Exercise: Give the number of lines in the listing that hold the word "Zmiksować". Write nothing but that number.

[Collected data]
★ ★ ★ ★ ★
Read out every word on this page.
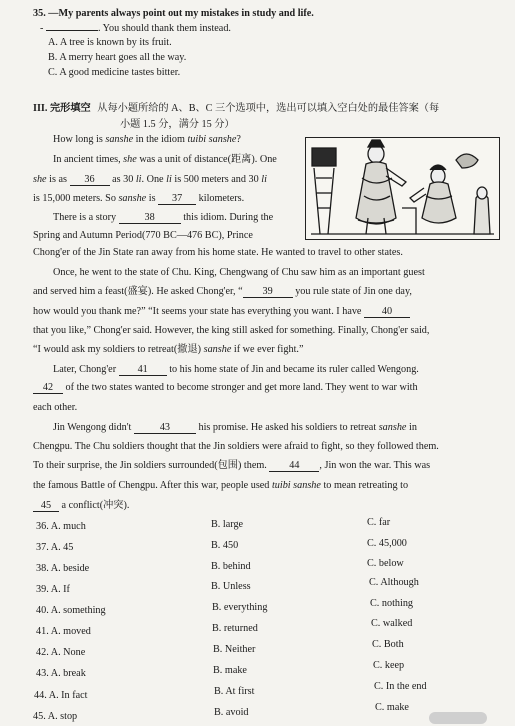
35. —My parents always point out my mistakes in study and life.
-	. You should thank them instead.
A. A tree is known by its fruit.
B. A merry heart goes all the way.
C. A good medicine tastes bitter.
III. 完形填空 从每小题所给的 A、B、C 三个选项中，选出可以填入空白处的最佳答案（每
小题 1.5 分，满分 15 分）
How long is sanshe in the idiom tuibi sanshe?
In ancient times, she was a unit of distance(距离). One
she is as 36 as 30 li. One li is 500 meters and 30 li
is 15,000 meters. So sanshe is 37 kilometers.
There is a story	38	this idiom. During the
Spring and Autumn Period(770 BC—476 BC), Prince
Chong'er of the Jin State ran away from his home state. He wanted to travel to other states.
Once, he went to the state of Chu. King, Chengwang of Chu saw him as an important guest
and served him a feast(盛宴). He asked Chong'er, “ 39 you rule state of Jin one day,
how would you thank me?” “It seems your state has everything you want. I have 40
that you like,” Chong'er said. However, the king still asked for something. Finally, Chong'er said,
“I would ask my soldiers to retreat(撤退) sanshe if we ever fight.”
Later, Chong'er 41 to his home state of Jin and became its ruler called Wengong.
42 of the two states wanted to become stronger and get more land. They went to war with
each other.
Jin Wengong didn't	43	his promise. He asked his soldiers to retreat sanshe in
Chengpu. The Chu soldiers thought that the Jin soldiers were afraid to fight, so they followed them.
To their surprise, the Jin soldiers surrounded(包围) them. 44 , Jin won the war. This was
the famous Battle of Chengpu. After this war, people used tuibi sanshe to mean retreating to
45 a conflict(冲突).
36. A. much	B. large	C. far
37. A. 45	B. 450	C. 45,000
38. A. beside	B. behind	C. below
39. A. If	B. Unless	C. Although
40. A. something	B. everything	C. nothing
41. A. moved	B. returned	C. walked
42. A. None	B. Neither	C. Both
43. A. break	B. make	C. keep
44. A. In fact	B. At first	C. In the end
45. A. stop	B. avoid	C. make
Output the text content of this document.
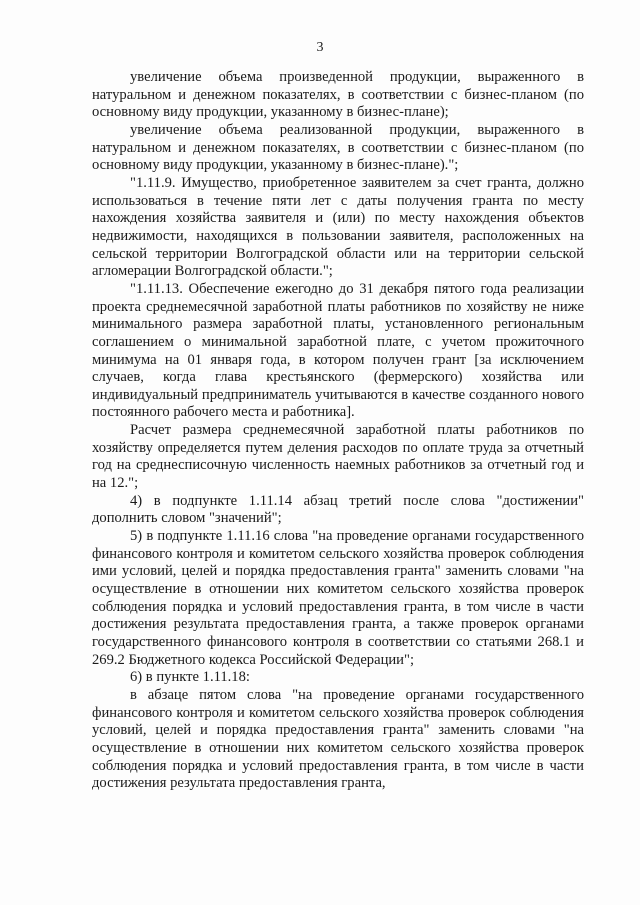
3

увеличение объема произведенной продукции, выраженного в натуральном и денежном показателях, в соответствии с бизнес-планом (по основному виду продукции, указанному в бизнес-плане);

увеличение объема реализованной продукции, выраженного в натуральном и денежном показателях, в соответствии с бизнес-планом (по основному виду продукции, указанному в бизнес-плане).";

"1.11.9. Имущество, приобретенное заявителем за счет гранта, должно использоваться в течение пяти лет с даты получения гранта по месту нахождения хозяйства заявителя и (или) по месту нахождения объектов недвижимости, находящихся в пользовании заявителя, расположенных на сельской территории Волгоградской области или на территории сельской агломерации Волгоградской области.";

"1.11.13. Обеспечение ежегодно до 31 декабря пятого года реализации проекта среднемесячной заработной платы работников по хозяйству не ниже минимального размера заработной платы, установленного региональным соглашением о минимальной заработной плате, с учетом прожиточного минимума на 01 января года, в котором получен грант [за исключением случаев, когда глава крестьянского (фермерского) хозяйства или индивидуальный предприниматель учитываются в качестве созданного нового постоянного рабочего места и работника].

Расчет размера среднемесячной заработной платы работников по хозяйству определяется путем деления расходов по оплате труда за отчетный год на среднесписочную численность наемных работников за отчетный год и на 12.";

4) в подпункте 1.11.14 абзац третий после слова "достижении" дополнить словом "значений";

5) в подпункте 1.11.16 слова "на проведение органами государственного финансового контроля и комитетом сельского хозяйства проверок соблюдения ими условий, целей и порядка предоставления гранта" заменить словами "на осуществление в отношении них комитетом сельского хозяйства проверок соблюдения порядка и условий предоставления гранта, в том числе в части достижения результата предоставления гранта, а также проверок органами государственного финансового контроля в соответствии со статьями 268.1 и 269.2 Бюджетного кодекса Российской Федерации";

6) в пункте 1.11.18:

в абзаце пятом слова "на проведение органами государственного финансового контроля и комитетом сельского хозяйства проверок соблюдения условий, целей и порядка предоставления гранта" заменить словами "на осуществление в отношении них комитетом сельского хозяйства проверок соблюдения порядка и условий предоставления гранта, в том числе в части достижения результата предоставления гранта,
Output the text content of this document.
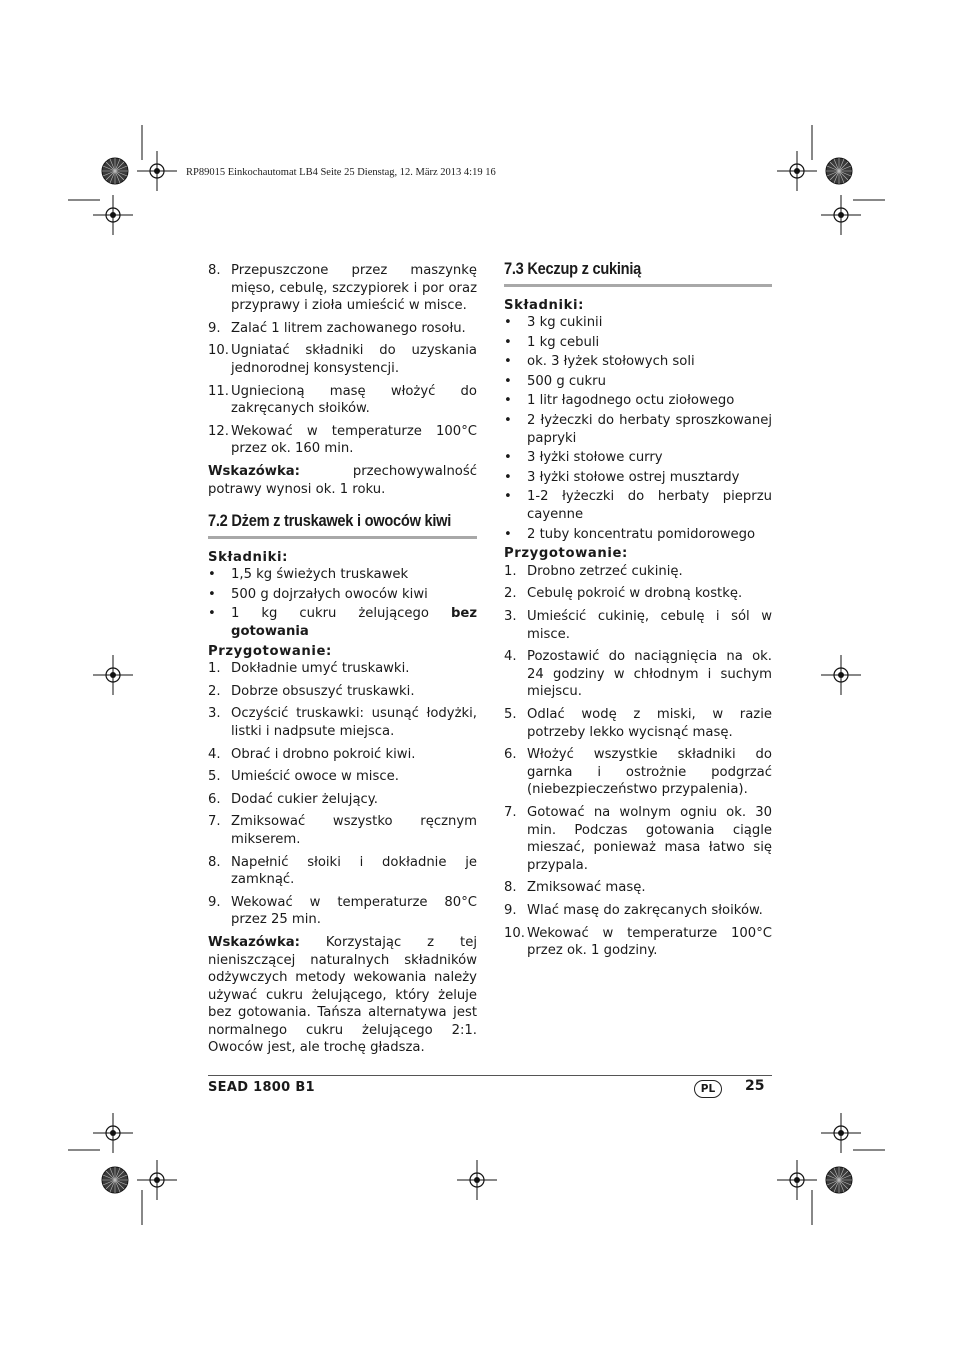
RP89015 Einkochautomat LB4 Seite 25 Dienstag, 12. März 2013 4:19 16
8. Przepuszczone przez maszynkę mięso, cebulę, szczypiorek i por oraz przyprawy i zioła umieścić w misce.
9. Zalać 1 litrem zachowanego rosołu.
10. Ugniatać składniki do uzyskania jednorodnej konsystencji.
11. Ugniecioną masę włożyć do zakręcanych słoików.
12. Wekować w temperaturze 100°C przez ok. 160 min.

Wskazówka: przechowywalność potrawy wynosi ok. 1 roku.

7.2 Dżem z truskawek i owoców kiwi
Składniki:
•	1,5 kg świeżych truskawek
•	500 g dojrzałych owoców kiwi
•	1 kg cukru żelującego bez gotowania
Przygotowanie:
1. Dokładnie umyć truskawki.
2. Dobrze obsuszyć truskawki.
3. Oczyścić truskawki: usunąć łodyżki, listki i nadpsute miejsca.
4. Obrać i drobno pokroić kiwi.
5. Umieścić owoce w misce.
6. Dodać cukier żelujący.
7. Zmiksować wszystko ręcznym mikserem.
8. Napełnić słoiki i dokładnie je zamknąć.
9. Wekować w temperaturze 80°C przez 25 min.

Wskazówka: Korzystając z tej nieniszczącej naturalnych składników odżywczych metody wekowania należy używać cukru żelującego, który żeluje bez gotowania. Tańsza alternatywa jest normalnego cukru żelującego 2:1. Owoców jest, ale trochę gładsza.

7.3 Keczup z cukinią
Składniki:
•	3 kg cukinii
•	1 kg cebuli
•	ok. 3 łyżek stołowych soli
•	500 g cukru
•	1 litr łagodnego octu ziołowego
•	2 łyżeczki do herbaty sproszkowanej papryki
•	3 łyżki stołowe curry
•	3 łyżki stołowe ostrej musztardy
•	1-2 łyżeczki do herbaty pieprzu cayenne
•	2 tuby koncentratu pomidorowego
Przygotowanie:
1. Drobno zetrzeć cukinię.
2. Cebulę pokroić w drobną kostkę.
3. Umieścić cukinię, cebulę i sól w misce.
4. Pozostawić do naciągnięcia na ok. 24 godziny w chłodnym i suchym miejscu.
5. Odlać wodę z miski, w razie potrzeby lekko wycisnąć masę.
6. Włożyć wszystkie składniki do garnka i ostrożnie podgrzać (niebezpieczeństwo przypalenia).
7. Gotować na wolnym ogniu ok. 30 min. Podczas gotowania ciągle mieszać, ponieważ masa łatwo się przypala.
8. Zmiksować masę.
9. Wlać masę do zakręcanych słoików.
10. Wekować w temperaturze 100°C przez ok. 1 godziny.
SEAD 1800 B1	PL	25
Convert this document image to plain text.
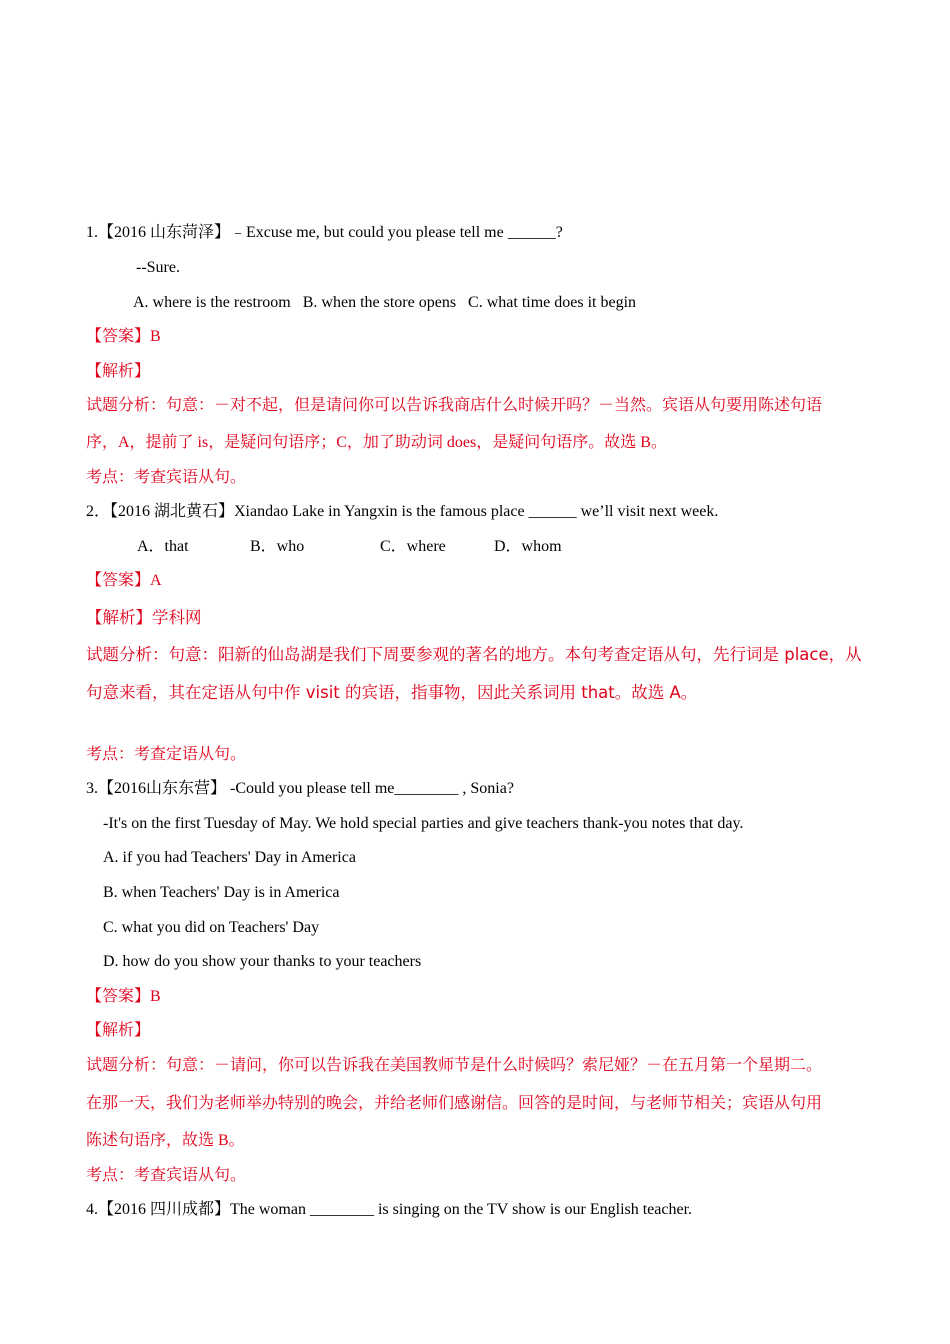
1.【2016 山东菏泽】﹣Excuse me, but could you please tell me ______?
--Sure.
A. where is the restroom   B. when the store opens   C. what time does it begin
【答案】B
【解析】
试题分析：句意：－对不起，但是请问你可以告诉我商店什么时候开吗？－当然。宾语从句要用陈述句语
序，A，提前了 is，是疑问句语序；C，加了助动词 does，是疑问句语序。故选 B。
考点：考查宾语从句。
2．【2016 湖北黄石】Xiandao Lake in Yangxin is the famous place ______ we’ll visit next week.
A．that	B．who	C．where	D．whom
【答案】A
【解析】学科网
试题分析：句意：阳新的仙岛湖是我们下周要参观的著名的地方。本句考查定语从句，先行词是 place，从
句意来看，其在定语从句中作 visit 的宾语，指事物，因此关系词用 that。故选 A。
考点：考查定语从句。
3.【2016山东东营】 -Could you please tell me________ , Sonia?
-It's on the first Tuesday of May. We hold special parties and give teachers thank-you notes that day.
A. if you had Teachers' Day in America
B. when Teachers' Day is in America
C. what you did on Teachers' Day
D. how do you show your thanks to your teachers
【答案】B
【解析】
试题分析：句意：－请问，你可以告诉我在美国教师节是什么时候吗？索尼娅？－在五月第一个星期二。
在那一天，我们为老师举办特别的晚会，并给老师们感谢信。回答的是时间，与老师节相关；宾语从句用
陈述句语序，故选 B。
考点：考查宾语从句。
4.【2016 四川成都】The woman ________ is singing on the TV show is our English teacher.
★ ★ ★ ★ ★
Task result: 2